Collected data:
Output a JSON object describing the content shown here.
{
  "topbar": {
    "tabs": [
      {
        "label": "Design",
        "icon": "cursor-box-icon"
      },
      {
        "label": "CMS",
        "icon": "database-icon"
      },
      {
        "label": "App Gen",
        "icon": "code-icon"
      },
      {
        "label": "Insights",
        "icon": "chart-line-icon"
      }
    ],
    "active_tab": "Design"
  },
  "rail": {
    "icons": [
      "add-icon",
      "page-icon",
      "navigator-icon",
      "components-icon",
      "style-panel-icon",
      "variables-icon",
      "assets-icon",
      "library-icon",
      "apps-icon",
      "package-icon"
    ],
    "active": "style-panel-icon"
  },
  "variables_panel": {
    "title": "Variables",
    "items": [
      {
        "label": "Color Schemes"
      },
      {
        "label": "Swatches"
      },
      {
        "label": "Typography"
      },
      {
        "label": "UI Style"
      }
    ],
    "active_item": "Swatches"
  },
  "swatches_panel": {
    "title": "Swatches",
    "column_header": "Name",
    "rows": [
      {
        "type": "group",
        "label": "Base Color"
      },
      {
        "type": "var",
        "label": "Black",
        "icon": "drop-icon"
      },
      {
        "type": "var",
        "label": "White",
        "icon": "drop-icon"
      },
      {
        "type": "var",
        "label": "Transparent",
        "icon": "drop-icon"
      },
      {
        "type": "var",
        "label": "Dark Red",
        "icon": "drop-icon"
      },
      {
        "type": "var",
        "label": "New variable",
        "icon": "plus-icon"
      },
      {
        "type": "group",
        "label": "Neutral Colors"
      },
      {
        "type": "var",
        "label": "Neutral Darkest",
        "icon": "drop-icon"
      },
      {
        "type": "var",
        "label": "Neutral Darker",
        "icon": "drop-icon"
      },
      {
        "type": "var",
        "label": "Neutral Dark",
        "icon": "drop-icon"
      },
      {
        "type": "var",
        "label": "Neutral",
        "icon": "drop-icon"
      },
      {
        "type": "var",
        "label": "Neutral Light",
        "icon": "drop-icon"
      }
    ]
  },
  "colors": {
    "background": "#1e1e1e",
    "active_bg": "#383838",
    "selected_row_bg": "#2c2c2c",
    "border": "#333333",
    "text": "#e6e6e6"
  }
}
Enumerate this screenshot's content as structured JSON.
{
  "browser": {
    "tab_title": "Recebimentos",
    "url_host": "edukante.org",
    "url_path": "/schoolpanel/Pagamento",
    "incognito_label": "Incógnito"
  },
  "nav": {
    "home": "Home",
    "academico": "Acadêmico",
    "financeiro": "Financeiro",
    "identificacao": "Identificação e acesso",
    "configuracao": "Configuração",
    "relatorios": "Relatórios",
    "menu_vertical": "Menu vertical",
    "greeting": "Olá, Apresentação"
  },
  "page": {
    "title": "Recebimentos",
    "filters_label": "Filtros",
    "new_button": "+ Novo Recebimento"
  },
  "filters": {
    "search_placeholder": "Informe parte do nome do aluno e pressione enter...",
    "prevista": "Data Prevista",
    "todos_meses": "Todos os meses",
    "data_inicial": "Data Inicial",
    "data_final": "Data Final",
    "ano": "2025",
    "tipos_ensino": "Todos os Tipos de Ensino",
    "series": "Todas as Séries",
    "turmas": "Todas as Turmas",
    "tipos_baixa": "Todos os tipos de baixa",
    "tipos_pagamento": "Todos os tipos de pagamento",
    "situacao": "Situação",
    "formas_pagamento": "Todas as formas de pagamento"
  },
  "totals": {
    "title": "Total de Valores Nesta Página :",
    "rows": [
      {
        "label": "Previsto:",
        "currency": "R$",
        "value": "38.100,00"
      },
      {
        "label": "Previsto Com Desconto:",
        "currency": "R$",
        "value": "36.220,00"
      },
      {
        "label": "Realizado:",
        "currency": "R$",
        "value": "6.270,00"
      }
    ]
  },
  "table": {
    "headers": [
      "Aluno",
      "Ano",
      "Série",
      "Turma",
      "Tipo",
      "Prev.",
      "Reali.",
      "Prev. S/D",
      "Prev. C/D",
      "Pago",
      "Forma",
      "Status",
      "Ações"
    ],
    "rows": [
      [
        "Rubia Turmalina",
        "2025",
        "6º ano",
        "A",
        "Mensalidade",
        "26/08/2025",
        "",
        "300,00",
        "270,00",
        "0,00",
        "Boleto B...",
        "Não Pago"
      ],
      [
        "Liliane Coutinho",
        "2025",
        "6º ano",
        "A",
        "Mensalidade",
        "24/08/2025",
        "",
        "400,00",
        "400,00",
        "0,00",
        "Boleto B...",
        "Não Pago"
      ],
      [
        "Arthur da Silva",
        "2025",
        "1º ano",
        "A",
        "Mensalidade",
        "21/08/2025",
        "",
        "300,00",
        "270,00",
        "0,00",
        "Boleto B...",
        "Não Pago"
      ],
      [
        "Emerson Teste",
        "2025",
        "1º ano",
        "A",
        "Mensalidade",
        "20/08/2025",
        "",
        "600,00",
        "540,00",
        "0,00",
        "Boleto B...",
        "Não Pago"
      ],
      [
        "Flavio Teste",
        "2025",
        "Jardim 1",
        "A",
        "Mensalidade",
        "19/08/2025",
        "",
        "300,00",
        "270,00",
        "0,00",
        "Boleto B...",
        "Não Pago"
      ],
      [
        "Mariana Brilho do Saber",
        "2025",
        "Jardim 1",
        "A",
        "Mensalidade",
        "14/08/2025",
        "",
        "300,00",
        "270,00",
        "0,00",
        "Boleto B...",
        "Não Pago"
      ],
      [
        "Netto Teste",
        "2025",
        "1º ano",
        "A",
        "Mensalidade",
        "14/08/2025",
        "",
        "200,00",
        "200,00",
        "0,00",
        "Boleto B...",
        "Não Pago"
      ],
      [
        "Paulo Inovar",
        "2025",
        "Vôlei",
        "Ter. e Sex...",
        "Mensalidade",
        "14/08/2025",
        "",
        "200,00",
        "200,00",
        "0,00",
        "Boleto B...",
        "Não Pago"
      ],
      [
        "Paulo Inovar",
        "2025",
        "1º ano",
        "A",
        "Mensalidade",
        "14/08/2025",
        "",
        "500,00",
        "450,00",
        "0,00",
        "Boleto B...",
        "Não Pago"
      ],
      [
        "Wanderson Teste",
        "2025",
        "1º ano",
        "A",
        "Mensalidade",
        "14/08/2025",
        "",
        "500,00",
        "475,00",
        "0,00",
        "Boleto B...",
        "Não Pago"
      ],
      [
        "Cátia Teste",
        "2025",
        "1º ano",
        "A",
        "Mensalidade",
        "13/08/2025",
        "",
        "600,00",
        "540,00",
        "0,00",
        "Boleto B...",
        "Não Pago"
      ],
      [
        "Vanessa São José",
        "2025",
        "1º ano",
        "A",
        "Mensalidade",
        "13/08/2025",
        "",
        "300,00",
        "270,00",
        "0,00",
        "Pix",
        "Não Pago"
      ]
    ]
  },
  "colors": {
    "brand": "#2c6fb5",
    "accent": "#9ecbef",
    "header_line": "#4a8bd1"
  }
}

__Exercise goal__:
Say how many lines of the listing above contain "Todas", with no other words.

__Response for this exercise__:
3